» Task prompt
Your task is to repeat the entries word for word while leaving out the pictures.

» Entries
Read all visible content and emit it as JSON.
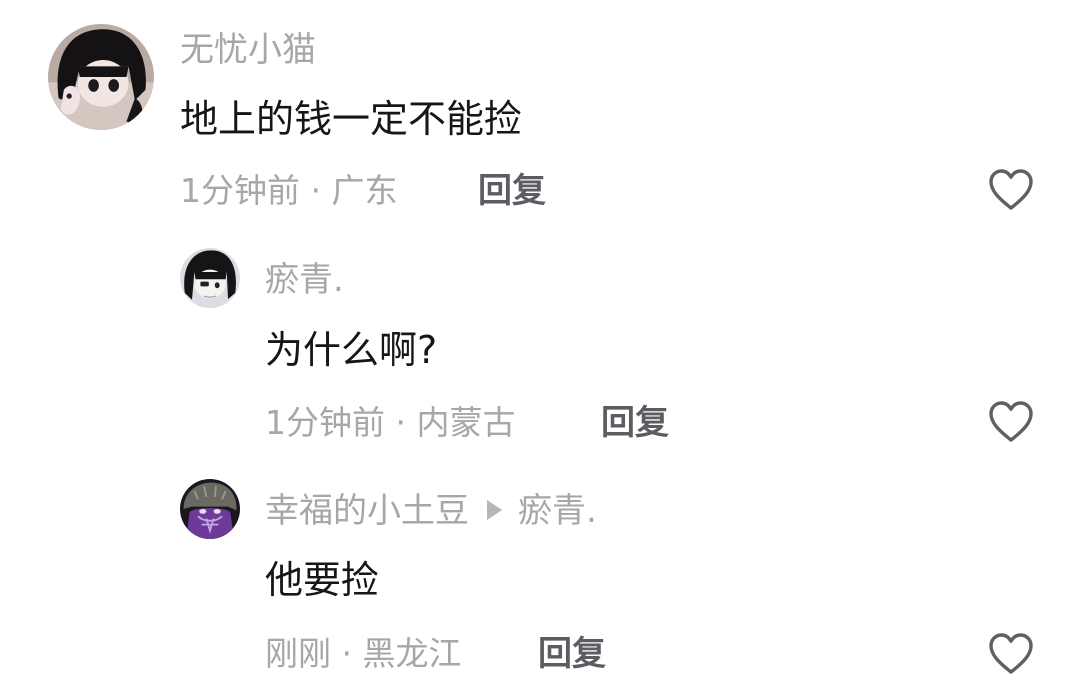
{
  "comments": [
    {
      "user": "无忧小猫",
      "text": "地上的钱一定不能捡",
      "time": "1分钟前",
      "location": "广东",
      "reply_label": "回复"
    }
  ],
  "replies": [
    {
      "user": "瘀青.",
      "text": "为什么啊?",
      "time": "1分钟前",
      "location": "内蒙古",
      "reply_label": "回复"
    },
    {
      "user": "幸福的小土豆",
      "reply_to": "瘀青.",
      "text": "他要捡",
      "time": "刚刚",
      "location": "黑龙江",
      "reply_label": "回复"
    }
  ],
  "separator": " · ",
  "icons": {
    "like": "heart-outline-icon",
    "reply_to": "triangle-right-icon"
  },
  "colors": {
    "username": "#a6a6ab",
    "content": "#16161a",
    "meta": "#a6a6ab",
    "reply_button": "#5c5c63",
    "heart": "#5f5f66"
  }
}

» Reply
Read all visible content and emit it as JSON.
{
  "comments": [
    {
      "user": "无忧小猫",
      "text": "地上的钱一定不能捡",
      "time": "1分钟前",
      "location": "广东",
      "reply_label": "回复"
    }
  ],
  "replies": [
    {
      "user": "瘀青.",
      "text": "为什么啊?",
      "time": "1分钟前",
      "location": "内蒙古",
      "reply_label": "回复"
    },
    {
      "user": "幸福的小土豆",
      "reply_to": "瘀青.",
      "text": "他要捡",
      "time": "刚刚",
      "location": "黑龙江",
      "reply_label": "回复"
    }
  ],
  "separator": " · ",
  "icons": {
    "like": "heart-outline-icon",
    "reply_to": "triangle-right-icon"
  },
  "colors": {
    "username": "#a6a6ab",
    "content": "#16161a",
    "meta": "#a6a6ab",
    "reply_button": "#5c5c63",
    "heart": "#5f5f66"
  }
}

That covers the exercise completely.